INPUT RECORDS:
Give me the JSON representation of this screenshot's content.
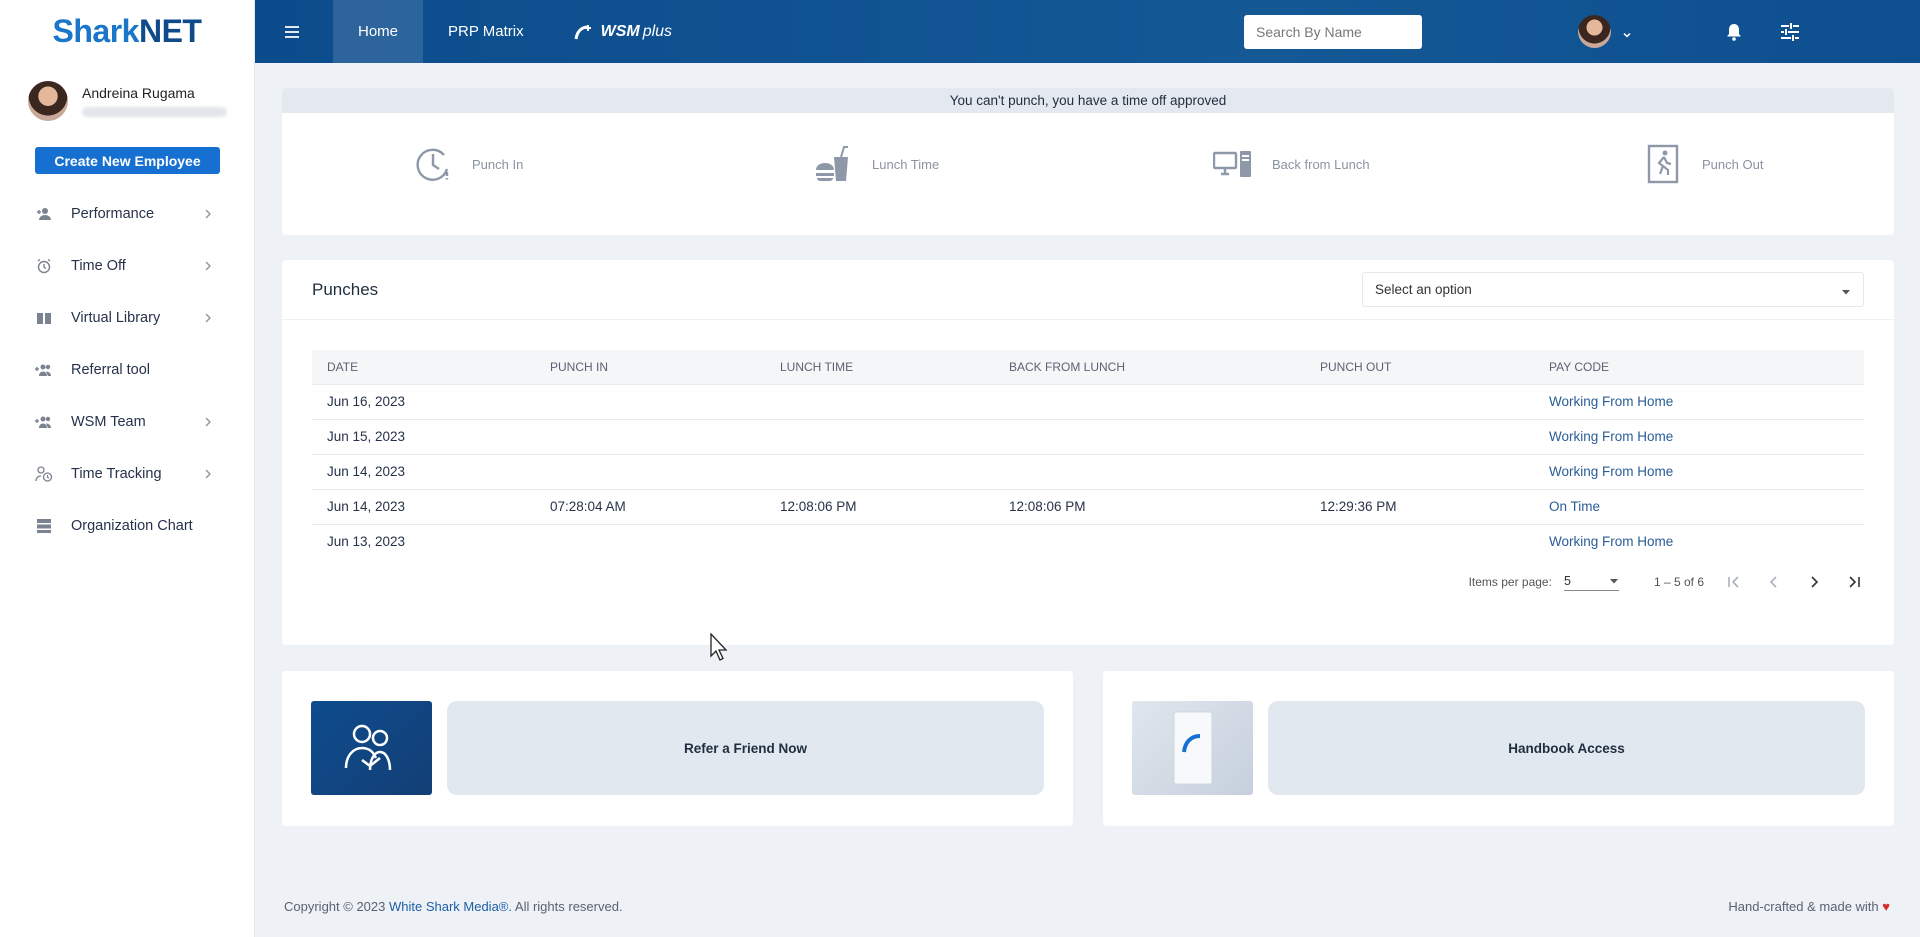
{
  "brand": {
    "part1": "Shark",
    "part2": "NET"
  },
  "user": {
    "name": "Andreina Rugama"
  },
  "sidebar": {
    "create_button": "Create New Employee",
    "items": [
      {
        "label": "Performance",
        "icon": "person-add-icon",
        "has_submenu": true
      },
      {
        "label": "Time Off",
        "icon": "alarm-clock-icon",
        "has_submenu": true
      },
      {
        "label": "Virtual Library",
        "icon": "book-icon",
        "has_submenu": true
      },
      {
        "label": "Referral tool",
        "icon": "group-add-icon",
        "has_submenu": false
      },
      {
        "label": "WSM Team",
        "icon": "group-icon",
        "has_submenu": true
      },
      {
        "label": "Time Tracking",
        "icon": "person-clock-icon",
        "has_submenu": true
      },
      {
        "label": "Organization Chart",
        "icon": "server-icon",
        "has_submenu": false
      }
    ]
  },
  "topbar": {
    "tabs": [
      {
        "label": "Home"
      },
      {
        "label": "PRP Matrix"
      }
    ],
    "wsm_logo": {
      "wsm": "WSM",
      "plus": "plus"
    },
    "search_placeholder": "Search By Name"
  },
  "punch": {
    "banner": "You can't punch, you have a time off approved",
    "actions": [
      {
        "label": "Punch In",
        "icon": "clock-icon"
      },
      {
        "label": "Lunch Time",
        "icon": "lunch-icon"
      },
      {
        "label": "Back from Lunch",
        "icon": "computer-icon"
      },
      {
        "label": "Punch Out",
        "icon": "exit-icon"
      }
    ]
  },
  "punches": {
    "title": "Punches",
    "select_value": "Select an option",
    "columns": [
      "DATE",
      "PUNCH IN",
      "LUNCH TIME",
      "BACK FROM LUNCH",
      "PUNCH OUT",
      "PAY CODE"
    ],
    "rows": [
      {
        "date": "Jun 16, 2023",
        "punch_in": "",
        "lunch": "",
        "back": "",
        "punch_out": "",
        "pay_code": "Working From Home"
      },
      {
        "date": "Jun 15, 2023",
        "punch_in": "",
        "lunch": "",
        "back": "",
        "punch_out": "",
        "pay_code": "Working From Home"
      },
      {
        "date": "Jun 14, 2023",
        "punch_in": "",
        "lunch": "",
        "back": "",
        "punch_out": "",
        "pay_code": "Working From Home"
      },
      {
        "date": "Jun 14, 2023",
        "punch_in": "07:28:04 AM",
        "lunch": "12:08:06 PM",
        "back": "12:08:06 PM",
        "punch_out": "12:29:36 PM",
        "pay_code": "On Time"
      },
      {
        "date": "Jun 13, 2023",
        "punch_in": "",
        "lunch": "",
        "back": "",
        "punch_out": "",
        "pay_code": "Working From Home"
      }
    ],
    "paginator": {
      "items_per_page_label": "Items per page:",
      "items_per_page": "5",
      "range": "1 – 5 of 6"
    }
  },
  "cards": {
    "refer": "Refer a Friend Now",
    "handbook": "Handbook Access"
  },
  "footer": {
    "copyright_prefix": "Copyright © 2023",
    "company": "White Shark Media®.",
    "rights": "All rights reserved.",
    "made_with": "Hand-crafted & made with"
  },
  "colors": {
    "primary": "#1670d1",
    "topbar": "#0c4c8c",
    "heart": "#d62b2b"
  }
}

WHAT IS NEEDED: Copy out each record shown above without alteration, skipping any picture.

SOLUTION FOR THIS TASK:
Give me the JSON representation of this screenshot's content.
{
  "brand": {
    "part1": "Shark",
    "part2": "NET"
  },
  "user": {
    "name": "Andreina Rugama"
  },
  "sidebar": {
    "create_button": "Create New Employee",
    "items": [
      {
        "label": "Performance",
        "icon": "person-add-icon",
        "has_submenu": true
      },
      {
        "label": "Time Off",
        "icon": "alarm-clock-icon",
        "has_submenu": true
      },
      {
        "label": "Virtual Library",
        "icon": "book-icon",
        "has_submenu": true
      },
      {
        "label": "Referral tool",
        "icon": "group-add-icon",
        "has_submenu": false
      },
      {
        "label": "WSM Team",
        "icon": "group-icon",
        "has_submenu": true
      },
      {
        "label": "Time Tracking",
        "icon": "person-clock-icon",
        "has_submenu": true
      },
      {
        "label": "Organization Chart",
        "icon": "server-icon",
        "has_submenu": false
      }
    ]
  },
  "topbar": {
    "tabs": [
      {
        "label": "Home"
      },
      {
        "label": "PRP Matrix"
      }
    ],
    "wsm_logo": {
      "wsm": "WSM",
      "plus": "plus"
    },
    "search_placeholder": "Search By Name"
  },
  "punch": {
    "banner": "You can't punch, you have a time off approved",
    "actions": [
      {
        "label": "Punch In",
        "icon": "clock-icon"
      },
      {
        "label": "Lunch Time",
        "icon": "lunch-icon"
      },
      {
        "label": "Back from Lunch",
        "icon": "computer-icon"
      },
      {
        "label": "Punch Out",
        "icon": "exit-icon"
      }
    ]
  },
  "punches": {
    "title": "Punches",
    "select_value": "Select an option",
    "columns": [
      "DATE",
      "PUNCH IN",
      "LUNCH TIME",
      "BACK FROM LUNCH",
      "PUNCH OUT",
      "PAY CODE"
    ],
    "rows": [
      {
        "date": "Jun 16, 2023",
        "punch_in": "",
        "lunch": "",
        "back": "",
        "punch_out": "",
        "pay_code": "Working From Home"
      },
      {
        "date": "Jun 15, 2023",
        "punch_in": "",
        "lunch": "",
        "back": "",
        "punch_out": "",
        "pay_code": "Working From Home"
      },
      {
        "date": "Jun 14, 2023",
        "punch_in": "",
        "lunch": "",
        "back": "",
        "punch_out": "",
        "pay_code": "Working From Home"
      },
      {
        "date": "Jun 14, 2023",
        "punch_in": "07:28:04 AM",
        "lunch": "12:08:06 PM",
        "back": "12:08:06 PM",
        "punch_out": "12:29:36 PM",
        "pay_code": "On Time"
      },
      {
        "date": "Jun 13, 2023",
        "punch_in": "",
        "lunch": "",
        "back": "",
        "punch_out": "",
        "pay_code": "Working From Home"
      }
    ],
    "paginator": {
      "items_per_page_label": "Items per page:",
      "items_per_page": "5",
      "range": "1 – 5 of 6"
    }
  },
  "cards": {
    "refer": "Refer a Friend Now",
    "handbook": "Handbook Access"
  },
  "footer": {
    "copyright_prefix": "Copyright © 2023",
    "company": "White Shark Media®.",
    "rights": "All rights reserved.",
    "made_with": "Hand-crafted & made with"
  },
  "colors": {
    "primary": "#1670d1",
    "topbar": "#0c4c8c",
    "heart": "#d62b2b"
  }
}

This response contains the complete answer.